:: CHALLENGE ::
Duplicate the lines of the listing below word for word. Begin at the line that contains "chart-title: UK Ten" and stop after the line that contains "x-tick-label-4: Sep 15".

:: PROVIDED INFORMATION ::
* Begin *

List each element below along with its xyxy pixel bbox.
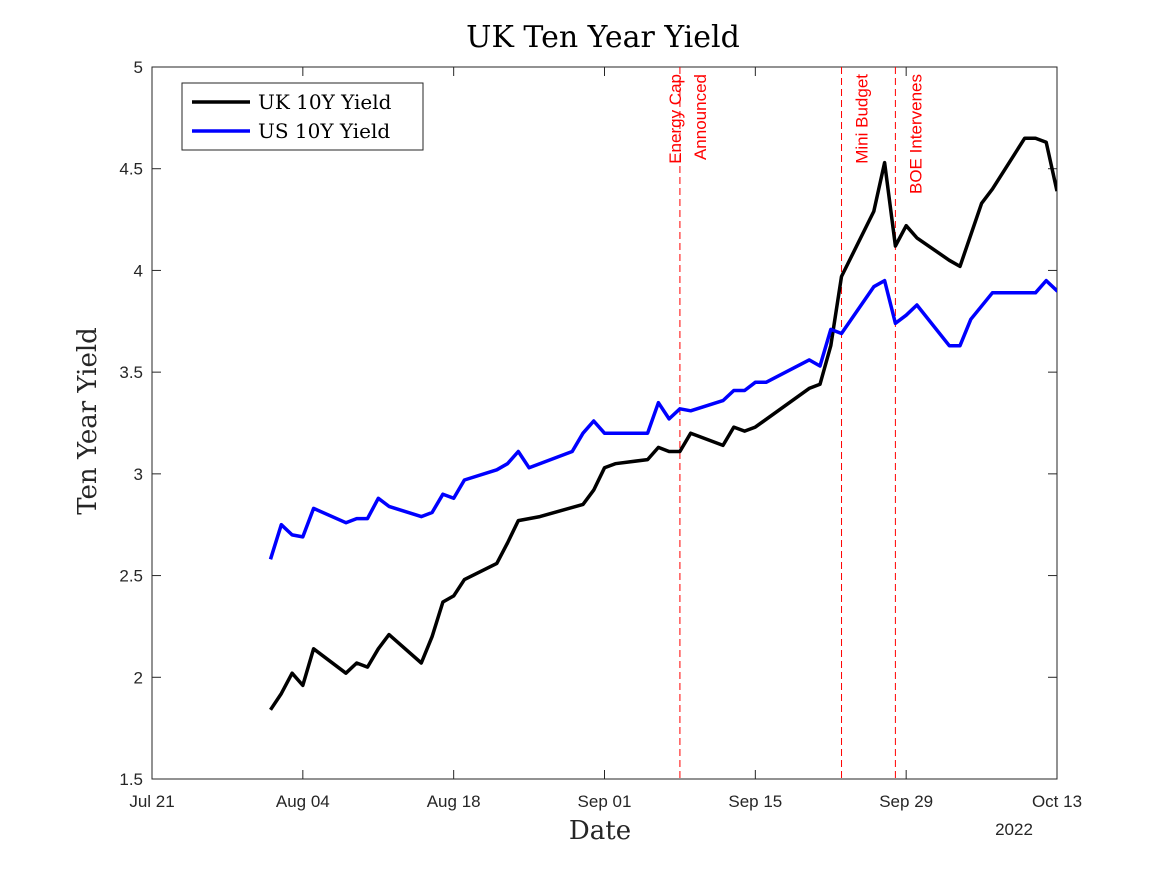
chart-title: UK Ten Year Yield bbox=[466, 20, 740, 55]
x-tick-label-3: Sep 01 bbox=[578, 792, 632, 811]
y-tick-label-6: 4.5 bbox=[119, 160, 143, 179]
y-tick-label-4: 3.5 bbox=[119, 363, 143, 382]
x-tick-label-6: Oct 13 bbox=[1032, 792, 1082, 811]
plot-area: Jul 21 Aug 04 Aug 18 Sep 01 Sep 15 Sep 29 Oct … bbox=[119, 58, 1082, 811]
legend: UK 10Y Yield US 10Y Yield bbox=[181, 82, 424, 151]
series-line-0 bbox=[269, 136, 1057, 711]
y-tick-label-1: 2 bbox=[134, 668, 143, 687]
plot-frame bbox=[151, 66, 1058, 780]
x-tick-label-0: Jul 21 bbox=[129, 792, 174, 811]
y-tick-label-7: 5 bbox=[134, 58, 143, 77]
y-tick-label-2: 2.5 bbox=[119, 567, 143, 586]
y-axis-label: Ten Year Yield bbox=[73, 327, 103, 515]
x-tick-label-4: Sep 15 bbox=[728, 792, 782, 811]
event-label-0-0: Energy Cap bbox=[666, 74, 685, 164]
series-line-1 bbox=[268, 278, 1057, 560]
legend-label-0: UK 10Y Yield bbox=[258, 90, 392, 114]
event-label-2-0: BOE Intervenes bbox=[906, 74, 925, 194]
legend-box bbox=[181, 82, 424, 151]
x-tick-label-5: Sep 29 bbox=[879, 792, 933, 811]
y-tick-label-5: 4 bbox=[134, 261, 143, 280]
event-label-0-1: Announced bbox=[691, 74, 710, 160]
legend-label-1: US 10Y Yield bbox=[258, 119, 390, 143]
x-axis-label: Date bbox=[569, 816, 631, 846]
x-tick-label-1: Aug 04 bbox=[276, 792, 330, 811]
x-tick-label-2: Aug 18 bbox=[427, 792, 481, 811]
year-label: 2022 bbox=[995, 820, 1033, 839]
y-tick-label-3: 3 bbox=[134, 465, 143, 484]
event-label-1-0: Mini Budget bbox=[853, 74, 872, 164]
y-tick-label-0: 1.5 bbox=[119, 770, 143, 789]
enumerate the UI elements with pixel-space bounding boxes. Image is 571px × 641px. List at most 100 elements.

* End *

:: RESPONSE TO THE TASK ::
chart-title: UK Ten Year Yield bbox=[466, 20, 740, 55]
x-tick-label-3: Sep 01 bbox=[578, 792, 632, 811]
y-tick-label-6: 4.5 bbox=[119, 160, 143, 179]
y-tick-label-4: 3.5 bbox=[119, 363, 143, 382]
x-tick-label-6: Oct 13 bbox=[1032, 792, 1082, 811]
plot-area: Jul 21 Aug 04 Aug 18 Sep 01 Sep 15 Sep 29 Oct … bbox=[119, 58, 1082, 811]
legend: UK 10Y Yield US 10Y Yield bbox=[181, 82, 424, 151]
series-line-0 bbox=[269, 136, 1057, 711]
y-tick-label-1: 2 bbox=[134, 668, 143, 687]
plot-frame bbox=[151, 66, 1058, 780]
x-tick-label-0: Jul 21 bbox=[129, 792, 174, 811]
y-tick-label-7: 5 bbox=[134, 58, 143, 77]
y-tick-label-2: 2.5 bbox=[119, 567, 143, 586]
y-axis-label: Ten Year Yield bbox=[73, 327, 103, 515]
x-tick-label-4: Sep 15 bbox=[728, 792, 782, 811]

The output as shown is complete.